*** EXERCISE INPUTS
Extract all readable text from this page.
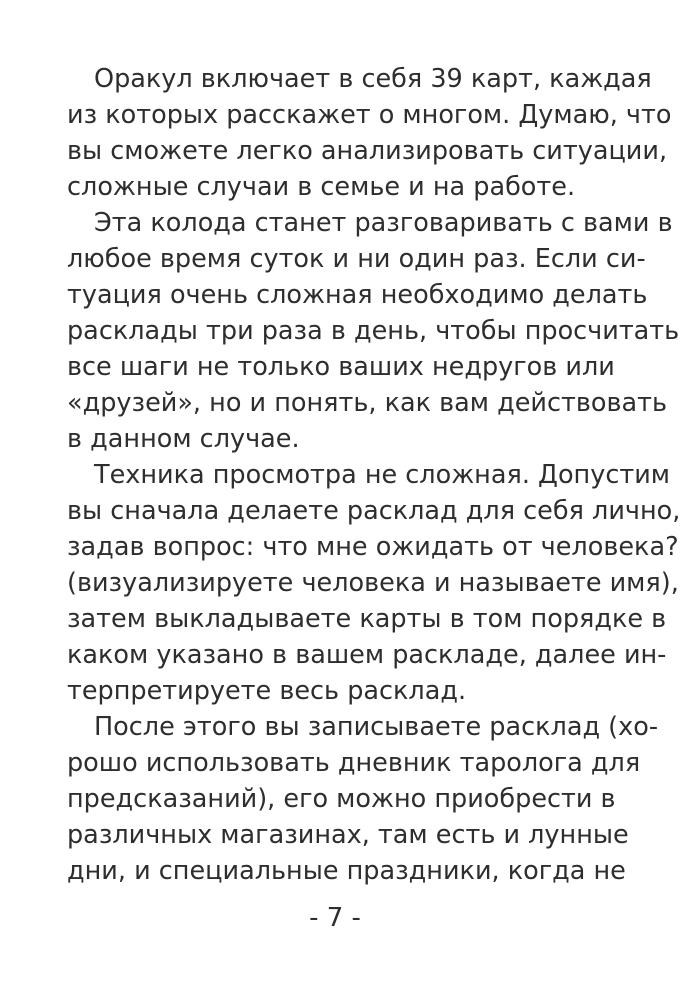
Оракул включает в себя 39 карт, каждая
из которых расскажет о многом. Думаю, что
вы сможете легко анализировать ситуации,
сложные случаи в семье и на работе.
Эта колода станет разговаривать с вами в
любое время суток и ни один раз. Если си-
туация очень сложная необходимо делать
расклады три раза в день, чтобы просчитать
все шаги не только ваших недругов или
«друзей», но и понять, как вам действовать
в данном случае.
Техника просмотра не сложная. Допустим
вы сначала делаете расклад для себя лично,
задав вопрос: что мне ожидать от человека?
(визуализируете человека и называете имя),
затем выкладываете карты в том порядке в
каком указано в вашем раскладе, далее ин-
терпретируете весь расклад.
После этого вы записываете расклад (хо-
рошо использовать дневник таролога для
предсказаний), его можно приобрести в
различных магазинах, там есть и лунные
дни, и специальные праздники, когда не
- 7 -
******
__THE TASK__
Print all of the entries word for word. Skip any images they contain.

__WRITTEN RESPONSE__
Extract all readable text from this page.
Оракул включает в себя 39 карт, каждая
из которых расскажет о многом. Думаю, что
вы сможете легко анализировать ситуации,
сложные случаи в семье и на работе.
Эта колода станет разговаривать с вами в
любое время суток и ни один раз. Если си-
туация очень сложная необходимо делать
расклады три раза в день, чтобы просчитать
все шаги не только ваших недругов или
«друзей», но и понять, как вам действовать
в данном случае.
Техника просмотра не сложная. Допустим
вы сначала делаете расклад для себя лично,
задав вопрос: что мне ожидать от человека?
(визуализируете человека и называете имя),
затем выкладываете карты в том порядке в
каком указано в вашем раскладе, далее ин-
терпретируете весь расклад.
После этого вы записываете расклад (хо-
рошо использовать дневник таролога для
предсказаний), его можно приобрести в
различных магазинах, там есть и лунные
дни, и специальные праздники, когда не
- 7 -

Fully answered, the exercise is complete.